The 1938 expedition was to be the last of the pre-war Everest expeditions. Thus far the mountain had thwarted all attempts to climb it. Previous expeditions (1922, 1924, 1933 and 1936, all British) had involved large cumbersome teams with a military style of leadership. They’d failed, so for 1938 a different tactic was employed.
Bill Tilman was selected by the Mount Everest Committee to lead Britain’s fifth expedition. He was a hard man in a harder world, a veteran of the Battle of the Somme where 57,000 young Britons perished on its first day; over the following months, a million more were to follow. After the war, Tilman sought adventure in other theatres. By the time he sat down to write about the 1938 expedition, he’d fought in another long and terrible war.
Climbing a mountain, even one as high as Everest, would have been a picnic compared to what he and his comrades experienced in battle. ‘We should not forget that mountaineering, even on Everest, is not war but a form of amusement whose saner devotees are not willing to be killed rather than accept defeat.’ The enemy—avalanches and crevasses, cold and storms, sickness and thieves—would have seemed a relatively benign foe to them, yet the hardships they faced would make most modern climbers choke on their energy gels. Despite not reaching the summit, what they and the other pre-war climbers achieved leaves the present day Everest summiteer wanting.

Aim:
Answer the following from the passage on the 1938 Everest expedition.
(a) In which years did the earlier British expeditions to Everest take place?
(b) Who selected Bill Tilman to lead the expedition?
(c) In the quoted sentence, what does mountaineering on Everest count as instead of war?

Record extracts:
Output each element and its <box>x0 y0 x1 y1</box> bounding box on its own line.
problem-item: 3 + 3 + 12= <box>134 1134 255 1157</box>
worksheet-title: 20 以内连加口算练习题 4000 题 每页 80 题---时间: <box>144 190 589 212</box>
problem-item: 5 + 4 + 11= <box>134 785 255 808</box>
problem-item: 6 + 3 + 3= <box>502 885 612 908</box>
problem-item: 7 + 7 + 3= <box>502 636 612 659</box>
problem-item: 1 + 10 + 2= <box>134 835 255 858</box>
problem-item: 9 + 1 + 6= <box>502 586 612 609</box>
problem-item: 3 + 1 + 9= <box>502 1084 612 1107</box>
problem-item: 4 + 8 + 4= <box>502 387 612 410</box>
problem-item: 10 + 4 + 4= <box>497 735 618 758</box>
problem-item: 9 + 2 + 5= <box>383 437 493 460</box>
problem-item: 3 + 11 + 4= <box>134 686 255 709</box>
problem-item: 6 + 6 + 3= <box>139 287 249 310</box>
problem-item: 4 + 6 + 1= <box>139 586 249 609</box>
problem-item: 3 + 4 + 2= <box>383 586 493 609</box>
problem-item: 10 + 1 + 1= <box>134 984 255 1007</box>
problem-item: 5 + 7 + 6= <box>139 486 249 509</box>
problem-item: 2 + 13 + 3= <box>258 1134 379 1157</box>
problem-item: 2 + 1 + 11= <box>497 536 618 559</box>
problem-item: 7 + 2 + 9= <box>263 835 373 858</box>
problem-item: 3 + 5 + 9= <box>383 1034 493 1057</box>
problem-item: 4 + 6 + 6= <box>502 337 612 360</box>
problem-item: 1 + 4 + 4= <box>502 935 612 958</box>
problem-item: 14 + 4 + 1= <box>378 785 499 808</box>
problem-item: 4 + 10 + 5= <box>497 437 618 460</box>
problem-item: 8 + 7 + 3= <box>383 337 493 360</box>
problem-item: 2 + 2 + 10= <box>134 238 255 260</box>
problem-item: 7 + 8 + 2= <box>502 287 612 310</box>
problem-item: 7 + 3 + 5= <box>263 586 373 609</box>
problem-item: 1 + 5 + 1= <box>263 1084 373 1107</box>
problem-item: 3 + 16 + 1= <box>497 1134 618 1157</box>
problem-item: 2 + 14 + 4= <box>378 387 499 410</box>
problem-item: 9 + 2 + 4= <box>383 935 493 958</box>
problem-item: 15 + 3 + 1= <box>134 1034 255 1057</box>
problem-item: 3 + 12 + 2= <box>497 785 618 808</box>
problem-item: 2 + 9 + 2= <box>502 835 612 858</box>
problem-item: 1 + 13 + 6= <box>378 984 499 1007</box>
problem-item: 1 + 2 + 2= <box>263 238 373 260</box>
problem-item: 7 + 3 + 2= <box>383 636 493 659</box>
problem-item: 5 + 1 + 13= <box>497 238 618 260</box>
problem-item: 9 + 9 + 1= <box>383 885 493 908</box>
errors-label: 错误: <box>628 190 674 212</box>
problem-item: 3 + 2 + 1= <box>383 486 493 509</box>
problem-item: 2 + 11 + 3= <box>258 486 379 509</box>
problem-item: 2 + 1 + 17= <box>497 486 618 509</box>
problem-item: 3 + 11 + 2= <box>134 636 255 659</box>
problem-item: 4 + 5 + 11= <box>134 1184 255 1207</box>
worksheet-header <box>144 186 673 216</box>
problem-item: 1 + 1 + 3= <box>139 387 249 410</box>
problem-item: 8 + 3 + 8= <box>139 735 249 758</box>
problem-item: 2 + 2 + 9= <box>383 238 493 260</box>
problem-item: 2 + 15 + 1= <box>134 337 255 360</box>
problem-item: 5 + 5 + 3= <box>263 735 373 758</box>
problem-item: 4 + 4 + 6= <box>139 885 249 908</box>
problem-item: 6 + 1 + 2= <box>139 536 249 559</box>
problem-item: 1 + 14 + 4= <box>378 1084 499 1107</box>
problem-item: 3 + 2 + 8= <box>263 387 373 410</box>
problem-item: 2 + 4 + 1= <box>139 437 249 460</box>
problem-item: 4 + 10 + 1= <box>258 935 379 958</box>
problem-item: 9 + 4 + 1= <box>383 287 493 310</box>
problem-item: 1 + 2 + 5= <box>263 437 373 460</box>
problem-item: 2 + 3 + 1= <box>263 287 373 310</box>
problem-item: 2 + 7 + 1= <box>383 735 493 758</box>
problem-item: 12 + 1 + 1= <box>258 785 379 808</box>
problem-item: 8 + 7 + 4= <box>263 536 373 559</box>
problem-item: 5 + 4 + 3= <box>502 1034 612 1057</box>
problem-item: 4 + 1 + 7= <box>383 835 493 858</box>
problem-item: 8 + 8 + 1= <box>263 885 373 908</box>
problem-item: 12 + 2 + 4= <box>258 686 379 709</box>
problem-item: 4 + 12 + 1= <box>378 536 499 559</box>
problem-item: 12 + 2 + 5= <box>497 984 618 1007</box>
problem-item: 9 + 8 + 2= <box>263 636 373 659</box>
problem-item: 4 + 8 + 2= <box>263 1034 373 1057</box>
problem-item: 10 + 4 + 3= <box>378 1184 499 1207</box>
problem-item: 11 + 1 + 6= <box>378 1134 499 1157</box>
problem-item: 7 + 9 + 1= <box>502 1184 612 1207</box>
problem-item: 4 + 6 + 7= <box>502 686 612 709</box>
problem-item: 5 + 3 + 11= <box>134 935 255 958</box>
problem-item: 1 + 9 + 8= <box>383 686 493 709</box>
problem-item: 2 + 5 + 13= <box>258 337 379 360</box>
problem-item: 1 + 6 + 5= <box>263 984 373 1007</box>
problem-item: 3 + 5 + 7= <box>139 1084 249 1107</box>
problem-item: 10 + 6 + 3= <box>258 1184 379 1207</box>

The reply:
(a) 1922, 1924, 1933 and 1936.
(b) The Mount Everest Committee.
(c) A form of amusement.